Keep the pictures out and restate every record exactly.
═══ Stored data
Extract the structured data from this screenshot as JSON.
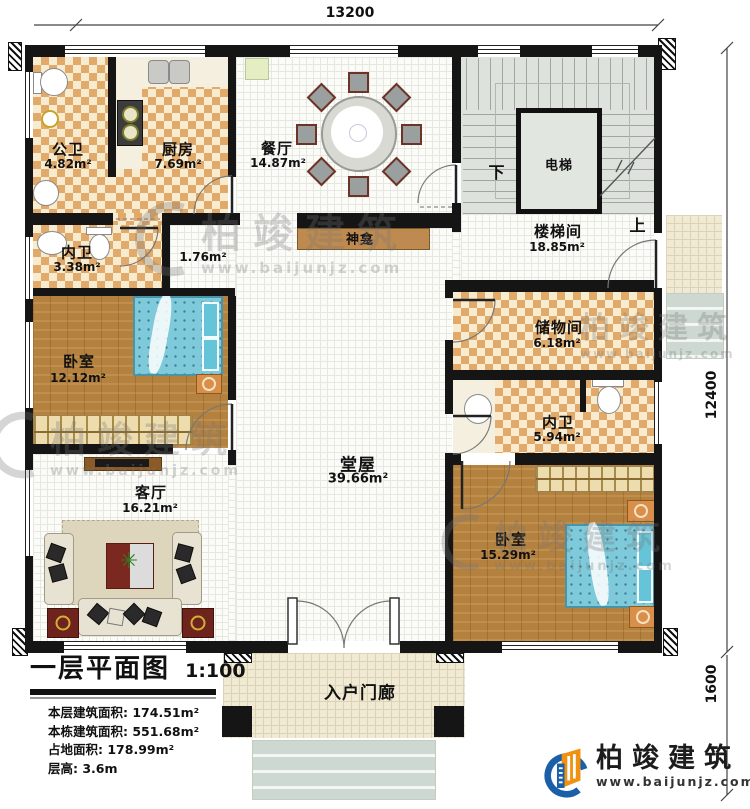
{
  "dimensions": {
    "top_width": "13200",
    "right_height": "12400",
    "porch_height": "1600"
  },
  "rooms": {
    "gongwei": {
      "label": "公卫",
      "area": "4.82m²"
    },
    "chufang": {
      "label": "厨房",
      "area": "7.69m²"
    },
    "canting": {
      "label": "餐厅",
      "area": "14.87m²"
    },
    "shenkan": {
      "label": "神龛",
      "area": "1.76m²"
    },
    "dianti": {
      "label": "电梯"
    },
    "loutijian": {
      "label": "楼梯间",
      "area": "18.85m²"
    },
    "neiwei_north": {
      "label": "内卫",
      "area": "3.38m²"
    },
    "chuwujian": {
      "label": "储物间",
      "area": "6.18m²"
    },
    "woshi_west": {
      "label": "卧室",
      "area": "12.12m²"
    },
    "neiwei_east": {
      "label": "内卫",
      "area": "5.94m²"
    },
    "tangwu": {
      "label": "堂屋",
      "area": "39.66m²"
    },
    "keting": {
      "label": "客厅",
      "area": "16.21m²"
    },
    "woshi_east": {
      "label": "卧室",
      "area": "15.29m²"
    },
    "rumenlang": {
      "label": "入户门廊"
    }
  },
  "stairs": {
    "down": "下",
    "up": "上"
  },
  "title_block": {
    "title": "一层平面图",
    "scale": "1:100",
    "stats": [
      {
        "label": "本层建筑面积:",
        "value": "174.51m²"
      },
      {
        "label": "本栋建筑面积:",
        "value": "551.68m²"
      },
      {
        "label": "占地面积:",
        "value": "178.99m²"
      },
      {
        "label": "层高:",
        "value": "3.6m"
      }
    ]
  },
  "logo": {
    "name": "柏竣建筑",
    "website": "www.baijunjz.com"
  },
  "watermark": {
    "name": "柏竣建筑",
    "website": "www.baijunjz.com"
  }
}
══════
Right answer —
Extract the structured data from this screenshot as JSON.
{
  "dimensions": {
    "top_width": "13200",
    "right_height": "12400",
    "porch_height": "1600"
  },
  "rooms": {
    "gongwei": {
      "label": "公卫",
      "area": "4.82m²"
    },
    "chufang": {
      "label": "厨房",
      "area": "7.69m²"
    },
    "canting": {
      "label": "餐厅",
      "area": "14.87m²"
    },
    "shenkan": {
      "label": "神龛",
      "area": "1.76m²"
    },
    "dianti": {
      "label": "电梯"
    },
    "loutijian": {
      "label": "楼梯间",
      "area": "18.85m²"
    },
    "neiwei_north": {
      "label": "内卫",
      "area": "3.38m²"
    },
    "chuwujian": {
      "label": "储物间",
      "area": "6.18m²"
    },
    "woshi_west": {
      "label": "卧室",
      "area": "12.12m²"
    },
    "neiwei_east": {
      "label": "内卫",
      "area": "5.94m²"
    },
    "tangwu": {
      "label": "堂屋",
      "area": "39.66m²"
    },
    "keting": {
      "label": "客厅",
      "area": "16.21m²"
    },
    "woshi_east": {
      "label": "卧室",
      "area": "15.29m²"
    },
    "rumenlang": {
      "label": "入户门廊"
    }
  },
  "stairs": {
    "down": "下",
    "up": "上"
  },
  "title_block": {
    "title": "一层平面图",
    "scale": "1:100",
    "stats": [
      {
        "label": "本层建筑面积:",
        "value": "174.51m²"
      },
      {
        "label": "本栋建筑面积:",
        "value": "551.68m²"
      },
      {
        "label": "占地面积:",
        "value": "178.99m²"
      },
      {
        "label": "层高:",
        "value": "3.6m"
      }
    ]
  },
  "logo": {
    "name": "柏竣建筑",
    "website": "www.baijunjz.com"
  },
  "watermark": {
    "name": "柏竣建筑",
    "website": "www.baijunjz.com"
  }
}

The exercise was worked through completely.